YOUR TASK –
Transcribe all the records with complete accuracy.

Items from a dataset:
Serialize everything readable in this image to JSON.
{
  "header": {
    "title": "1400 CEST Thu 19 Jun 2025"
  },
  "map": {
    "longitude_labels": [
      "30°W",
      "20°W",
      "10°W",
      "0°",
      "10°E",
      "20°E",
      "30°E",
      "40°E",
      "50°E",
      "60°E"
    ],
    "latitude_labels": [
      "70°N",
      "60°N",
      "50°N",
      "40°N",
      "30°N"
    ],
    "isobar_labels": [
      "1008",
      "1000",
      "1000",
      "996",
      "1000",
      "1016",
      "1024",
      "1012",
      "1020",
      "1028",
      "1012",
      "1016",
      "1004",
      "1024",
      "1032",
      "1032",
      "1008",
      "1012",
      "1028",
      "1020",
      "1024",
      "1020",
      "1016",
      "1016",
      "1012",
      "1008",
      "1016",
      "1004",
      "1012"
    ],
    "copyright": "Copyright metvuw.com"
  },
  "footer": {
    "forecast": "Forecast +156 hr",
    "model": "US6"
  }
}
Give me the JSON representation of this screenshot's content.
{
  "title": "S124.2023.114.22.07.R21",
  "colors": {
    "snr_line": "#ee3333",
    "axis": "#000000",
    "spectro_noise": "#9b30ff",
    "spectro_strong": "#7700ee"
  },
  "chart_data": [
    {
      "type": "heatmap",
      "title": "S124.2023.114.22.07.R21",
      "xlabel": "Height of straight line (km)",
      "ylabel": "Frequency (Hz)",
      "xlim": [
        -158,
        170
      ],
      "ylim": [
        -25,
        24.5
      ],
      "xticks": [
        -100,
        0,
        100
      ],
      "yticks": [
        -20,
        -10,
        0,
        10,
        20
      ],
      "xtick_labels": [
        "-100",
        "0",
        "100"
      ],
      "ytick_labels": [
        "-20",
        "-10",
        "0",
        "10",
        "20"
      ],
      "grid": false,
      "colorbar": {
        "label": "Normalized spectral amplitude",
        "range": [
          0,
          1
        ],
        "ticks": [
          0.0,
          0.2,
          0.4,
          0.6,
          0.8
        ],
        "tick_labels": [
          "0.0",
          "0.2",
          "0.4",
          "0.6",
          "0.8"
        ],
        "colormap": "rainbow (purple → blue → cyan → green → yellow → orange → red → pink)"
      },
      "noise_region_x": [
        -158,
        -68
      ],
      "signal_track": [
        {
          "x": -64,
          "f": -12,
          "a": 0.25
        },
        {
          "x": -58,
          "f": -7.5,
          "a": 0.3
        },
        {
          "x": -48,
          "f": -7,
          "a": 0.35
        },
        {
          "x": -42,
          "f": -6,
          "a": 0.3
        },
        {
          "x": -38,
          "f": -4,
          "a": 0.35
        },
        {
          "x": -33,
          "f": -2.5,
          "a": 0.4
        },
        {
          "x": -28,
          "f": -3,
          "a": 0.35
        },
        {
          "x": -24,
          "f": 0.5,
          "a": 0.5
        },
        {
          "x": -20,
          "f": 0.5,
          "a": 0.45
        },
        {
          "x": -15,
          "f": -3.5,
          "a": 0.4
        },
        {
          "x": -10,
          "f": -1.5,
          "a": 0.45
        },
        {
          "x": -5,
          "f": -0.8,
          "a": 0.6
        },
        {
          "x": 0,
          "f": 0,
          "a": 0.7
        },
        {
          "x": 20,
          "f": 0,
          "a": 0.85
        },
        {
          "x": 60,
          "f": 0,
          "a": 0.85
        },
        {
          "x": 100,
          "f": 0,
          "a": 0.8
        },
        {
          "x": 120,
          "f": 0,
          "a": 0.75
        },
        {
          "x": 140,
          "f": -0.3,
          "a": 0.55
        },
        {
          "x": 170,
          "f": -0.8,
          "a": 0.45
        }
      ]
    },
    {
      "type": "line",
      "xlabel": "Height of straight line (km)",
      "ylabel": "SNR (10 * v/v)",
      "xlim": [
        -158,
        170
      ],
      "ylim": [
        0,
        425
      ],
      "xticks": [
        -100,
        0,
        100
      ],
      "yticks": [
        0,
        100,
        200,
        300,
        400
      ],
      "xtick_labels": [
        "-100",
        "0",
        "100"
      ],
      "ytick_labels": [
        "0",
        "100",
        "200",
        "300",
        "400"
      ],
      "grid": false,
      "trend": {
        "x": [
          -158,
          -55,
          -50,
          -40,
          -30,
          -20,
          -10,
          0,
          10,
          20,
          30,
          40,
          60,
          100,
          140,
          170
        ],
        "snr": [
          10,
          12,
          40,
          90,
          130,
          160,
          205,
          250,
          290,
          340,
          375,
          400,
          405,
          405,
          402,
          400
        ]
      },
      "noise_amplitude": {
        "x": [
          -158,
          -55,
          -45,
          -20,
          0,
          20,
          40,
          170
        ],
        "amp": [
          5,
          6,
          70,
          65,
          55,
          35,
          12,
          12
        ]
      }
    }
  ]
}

WRITTEN RESPONSE –
Serialize everything readable in this image to JSON.
{
  "header": {
    "title": "1400 CEST Thu 19 Jun 2025"
  },
  "map": {
    "longitude_labels": [
      "30°W",
      "20°W",
      "10°W",
      "0°",
      "10°E",
      "20°E",
      "30°E",
      "40°E",
      "50°E",
      "60°E"
    ],
    "latitude_labels": [
      "70°N",
      "60°N",
      "50°N",
      "40°N",
      "30°N"
    ],
    "isobar_labels": [
      "1008",
      "1000",
      "1000",
      "996",
      "1000",
      "1016",
      "1024",
      "1012",
      "1020",
      "1028",
      "1012",
      "1016",
      "1004",
      "1024",
      "1032",
      "1032",
      "1008",
      "1012",
      "1028",
      "1020",
      "1024",
      "1020",
      "1016",
      "1016",
      "1012",
      "1008",
      "1016",
      "1004",
      "1012"
    ],
    "copyright": "Copyright metvuw.com"
  },
  "footer": {
    "forecast": "Forecast +156 hr",
    "model": "US6"
  }
}
Give me the JSON representation of this screenshot's content.
{
  "title": "S124.2023.114.22.07.R21",
  "colors": {
    "snr_line": "#ee3333",
    "axis": "#000000",
    "spectro_noise": "#9b30ff",
    "spectro_strong": "#7700ee"
  },
  "chart_data": [
    {
      "type": "heatmap",
      "title": "S124.2023.114.22.07.R21",
      "xlabel": "Height of straight line (km)",
      "ylabel": "Frequency (Hz)",
      "xlim": [
        -158,
        170
      ],
      "ylim": [
        -25,
        24.5
      ],
      "xticks": [
        -100,
        0,
        100
      ],
      "yticks": [
        -20,
        -10,
        0,
        10,
        20
      ],
      "xtick_labels": [
        "-100",
        "0",
        "100"
      ],
      "ytick_labels": [
        "-20",
        "-10",
        "0",
        "10",
        "20"
      ],
      "grid": false,
      "colorbar": {
        "label": "Normalized spectral amplitude",
        "range": [
          0,
          1
        ],
        "ticks": [
          0.0,
          0.2,
          0.4,
          0.6,
          0.8
        ],
        "tick_labels": [
          "0.0",
          "0.2",
          "0.4",
          "0.6",
          "0.8"
        ],
        "colormap": "rainbow (purple → blue → cyan → green → yellow → orange → red → pink)"
      },
      "noise_region_x": [
        -158,
        -68
      ],
      "signal_track": [
        {
          "x": -64,
          "f": -12,
          "a": 0.25
        },
        {
          "x": -58,
          "f": -7.5,
          "a": 0.3
        },
        {
          "x": -48,
          "f": -7,
          "a": 0.35
        },
        {
          "x": -42,
          "f": -6,
          "a": 0.3
        },
        {
          "x": -38,
          "f": -4,
          "a": 0.35
        },
        {
          "x": -33,
          "f": -2.5,
          "a": 0.4
        },
        {
          "x": -28,
          "f": -3,
          "a": 0.35
        },
        {
          "x": -24,
          "f": 0.5,
          "a": 0.5
        },
        {
          "x": -20,
          "f": 0.5,
          "a": 0.45
        },
        {
          "x": -15,
          "f": -3.5,
          "a": 0.4
        },
        {
          "x": -10,
          "f": -1.5,
          "a": 0.45
        },
        {
          "x": -5,
          "f": -0.8,
          "a": 0.6
        },
        {
          "x": 0,
          "f": 0,
          "a": 0.7
        },
        {
          "x": 20,
          "f": 0,
          "a": 0.85
        },
        {
          "x": 60,
          "f": 0,
          "a": 0.85
        },
        {
          "x": 100,
          "f": 0,
          "a": 0.8
        },
        {
          "x": 120,
          "f": 0,
          "a": 0.75
        },
        {
          "x": 140,
          "f": -0.3,
          "a": 0.55
        },
        {
          "x": 170,
          "f": -0.8,
          "a": 0.45
        }
      ]
    },
    {
      "type": "line",
      "xlabel": "Height of straight line (km)",
      "ylabel": "SNR (10 * v/v)",
      "xlim": [
        -158,
        170
      ],
      "ylim": [
        0,
        425
      ],
      "xticks": [
        -100,
        0,
        100
      ],
      "yticks": [
        0,
        100,
        200,
        300,
        400
      ],
      "xtick_labels": [
        "-100",
        "0",
        "100"
      ],
      "ytick_labels": [
        "0",
        "100",
        "200",
        "300",
        "400"
      ],
      "grid": false,
      "trend": {
        "x": [
          -158,
          -55,
          -50,
          -40,
          -30,
          -20,
          -10,
          0,
          10,
          20,
          30,
          40,
          60,
          100,
          140,
          170
        ],
        "snr": [
          10,
          12,
          40,
          90,
          130,
          160,
          205,
          250,
          290,
          340,
          375,
          400,
          405,
          405,
          402,
          400
        ]
      },
      "noise_amplitude": {
        "x": [
          -158,
          -55,
          -45,
          -20,
          0,
          20,
          40,
          170
        ],
        "amp": [
          5,
          6,
          70,
          65,
          55,
          35,
          12,
          12
        ]
      }
    }
  ]
}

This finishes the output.